_YOUR TASK_: Return the lines where the word "value" occurs.

((

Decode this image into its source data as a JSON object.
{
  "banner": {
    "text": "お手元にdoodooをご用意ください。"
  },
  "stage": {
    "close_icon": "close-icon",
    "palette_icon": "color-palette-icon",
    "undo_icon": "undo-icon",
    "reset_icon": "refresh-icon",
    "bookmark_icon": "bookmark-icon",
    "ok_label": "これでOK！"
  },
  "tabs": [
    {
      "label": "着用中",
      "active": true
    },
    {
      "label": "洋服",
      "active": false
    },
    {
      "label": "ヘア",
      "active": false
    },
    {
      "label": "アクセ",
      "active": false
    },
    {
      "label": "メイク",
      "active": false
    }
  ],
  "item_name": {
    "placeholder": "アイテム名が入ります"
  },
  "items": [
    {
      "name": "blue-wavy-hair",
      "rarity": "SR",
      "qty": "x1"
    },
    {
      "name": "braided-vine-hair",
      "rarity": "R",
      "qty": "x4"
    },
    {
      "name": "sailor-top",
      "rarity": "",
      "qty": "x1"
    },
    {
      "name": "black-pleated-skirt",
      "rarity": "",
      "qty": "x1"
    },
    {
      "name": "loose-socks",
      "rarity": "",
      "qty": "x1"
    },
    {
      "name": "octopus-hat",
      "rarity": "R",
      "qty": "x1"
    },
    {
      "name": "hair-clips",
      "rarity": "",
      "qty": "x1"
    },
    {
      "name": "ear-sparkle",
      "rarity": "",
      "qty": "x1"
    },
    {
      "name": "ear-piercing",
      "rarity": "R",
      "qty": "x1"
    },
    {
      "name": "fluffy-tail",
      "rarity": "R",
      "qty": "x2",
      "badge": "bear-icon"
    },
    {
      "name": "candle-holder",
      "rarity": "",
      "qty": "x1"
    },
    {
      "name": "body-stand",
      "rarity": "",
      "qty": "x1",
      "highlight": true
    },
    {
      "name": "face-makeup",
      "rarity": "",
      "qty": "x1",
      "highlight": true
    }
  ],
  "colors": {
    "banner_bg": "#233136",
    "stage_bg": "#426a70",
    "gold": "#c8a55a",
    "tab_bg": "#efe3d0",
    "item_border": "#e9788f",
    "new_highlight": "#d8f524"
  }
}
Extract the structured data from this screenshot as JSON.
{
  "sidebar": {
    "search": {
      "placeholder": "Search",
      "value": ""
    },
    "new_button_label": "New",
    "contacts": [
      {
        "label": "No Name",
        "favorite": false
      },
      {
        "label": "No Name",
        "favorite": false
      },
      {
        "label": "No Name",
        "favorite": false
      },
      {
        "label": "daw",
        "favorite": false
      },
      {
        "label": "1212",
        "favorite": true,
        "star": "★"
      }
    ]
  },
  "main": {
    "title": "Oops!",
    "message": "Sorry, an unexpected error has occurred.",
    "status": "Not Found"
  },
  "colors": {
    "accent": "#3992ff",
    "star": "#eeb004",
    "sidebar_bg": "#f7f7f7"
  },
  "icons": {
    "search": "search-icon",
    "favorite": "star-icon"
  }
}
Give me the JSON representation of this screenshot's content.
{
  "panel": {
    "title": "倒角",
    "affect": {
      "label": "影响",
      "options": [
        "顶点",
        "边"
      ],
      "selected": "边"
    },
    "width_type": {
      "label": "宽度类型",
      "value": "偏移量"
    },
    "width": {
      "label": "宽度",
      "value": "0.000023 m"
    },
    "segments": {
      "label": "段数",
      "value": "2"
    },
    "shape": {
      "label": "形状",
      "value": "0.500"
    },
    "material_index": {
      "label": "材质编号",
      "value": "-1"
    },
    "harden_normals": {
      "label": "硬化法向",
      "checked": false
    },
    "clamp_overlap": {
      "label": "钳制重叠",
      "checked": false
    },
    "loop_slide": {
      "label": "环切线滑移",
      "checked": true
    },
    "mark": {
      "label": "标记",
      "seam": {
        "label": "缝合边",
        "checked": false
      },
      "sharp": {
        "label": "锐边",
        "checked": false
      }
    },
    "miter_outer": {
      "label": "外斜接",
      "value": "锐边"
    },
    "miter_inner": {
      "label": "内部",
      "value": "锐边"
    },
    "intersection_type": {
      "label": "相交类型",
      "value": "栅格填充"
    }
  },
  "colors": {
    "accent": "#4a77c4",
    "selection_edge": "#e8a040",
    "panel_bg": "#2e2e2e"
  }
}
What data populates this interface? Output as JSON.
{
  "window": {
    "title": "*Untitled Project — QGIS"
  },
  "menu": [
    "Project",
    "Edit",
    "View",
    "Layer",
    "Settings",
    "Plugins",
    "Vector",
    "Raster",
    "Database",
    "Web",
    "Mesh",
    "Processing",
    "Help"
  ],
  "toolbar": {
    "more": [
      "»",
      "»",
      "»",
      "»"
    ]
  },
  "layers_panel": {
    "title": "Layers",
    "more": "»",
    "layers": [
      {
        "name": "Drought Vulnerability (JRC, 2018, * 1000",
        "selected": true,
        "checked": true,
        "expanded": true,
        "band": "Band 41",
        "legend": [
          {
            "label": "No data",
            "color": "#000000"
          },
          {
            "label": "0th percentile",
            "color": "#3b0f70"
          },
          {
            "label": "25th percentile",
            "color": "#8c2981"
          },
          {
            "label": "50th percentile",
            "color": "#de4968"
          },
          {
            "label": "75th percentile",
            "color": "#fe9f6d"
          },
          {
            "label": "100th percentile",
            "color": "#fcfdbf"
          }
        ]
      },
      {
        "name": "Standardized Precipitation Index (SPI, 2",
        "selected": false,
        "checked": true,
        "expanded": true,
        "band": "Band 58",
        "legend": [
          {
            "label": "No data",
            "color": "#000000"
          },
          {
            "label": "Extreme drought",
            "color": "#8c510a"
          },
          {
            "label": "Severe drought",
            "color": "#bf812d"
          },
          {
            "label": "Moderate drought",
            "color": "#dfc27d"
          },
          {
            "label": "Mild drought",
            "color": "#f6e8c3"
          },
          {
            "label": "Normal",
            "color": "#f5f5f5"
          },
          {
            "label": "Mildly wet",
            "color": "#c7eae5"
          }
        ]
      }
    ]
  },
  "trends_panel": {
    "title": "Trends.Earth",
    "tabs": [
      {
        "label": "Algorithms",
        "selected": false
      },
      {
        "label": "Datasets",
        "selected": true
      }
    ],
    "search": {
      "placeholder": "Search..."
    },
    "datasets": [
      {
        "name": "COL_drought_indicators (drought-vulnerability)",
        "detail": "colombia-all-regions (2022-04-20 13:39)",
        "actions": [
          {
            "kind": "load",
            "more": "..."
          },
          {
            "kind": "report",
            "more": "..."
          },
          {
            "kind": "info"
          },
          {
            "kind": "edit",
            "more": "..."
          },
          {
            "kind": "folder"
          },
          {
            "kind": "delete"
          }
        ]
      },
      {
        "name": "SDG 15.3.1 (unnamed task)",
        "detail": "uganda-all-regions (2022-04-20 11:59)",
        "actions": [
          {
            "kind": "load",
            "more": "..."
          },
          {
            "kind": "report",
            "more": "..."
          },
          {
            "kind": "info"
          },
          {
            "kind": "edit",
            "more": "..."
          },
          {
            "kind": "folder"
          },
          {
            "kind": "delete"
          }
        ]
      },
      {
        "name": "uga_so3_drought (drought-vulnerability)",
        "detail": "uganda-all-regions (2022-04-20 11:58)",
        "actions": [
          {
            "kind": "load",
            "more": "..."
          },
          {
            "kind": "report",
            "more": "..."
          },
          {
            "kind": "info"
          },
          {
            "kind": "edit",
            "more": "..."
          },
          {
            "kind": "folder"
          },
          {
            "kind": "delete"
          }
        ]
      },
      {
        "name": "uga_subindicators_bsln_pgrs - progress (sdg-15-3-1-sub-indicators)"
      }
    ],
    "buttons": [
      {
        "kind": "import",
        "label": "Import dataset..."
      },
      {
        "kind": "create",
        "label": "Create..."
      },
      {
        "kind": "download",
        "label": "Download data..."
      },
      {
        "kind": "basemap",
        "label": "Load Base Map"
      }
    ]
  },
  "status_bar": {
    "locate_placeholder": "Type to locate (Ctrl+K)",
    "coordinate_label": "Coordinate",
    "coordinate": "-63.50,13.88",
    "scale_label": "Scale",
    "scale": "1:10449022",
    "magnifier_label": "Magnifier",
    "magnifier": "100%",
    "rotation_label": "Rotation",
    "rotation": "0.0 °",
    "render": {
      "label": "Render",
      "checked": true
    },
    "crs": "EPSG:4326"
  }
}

))

_EXERCISE ANSWER_:
      "value": ""
      "value": "偏移量"
      "value": "0.000023 m"
      "value": "2"
      "value": "0.500"
      "value": "-1"
      "value": "锐边"
      "value": "锐边"
      "value": "栅格填充"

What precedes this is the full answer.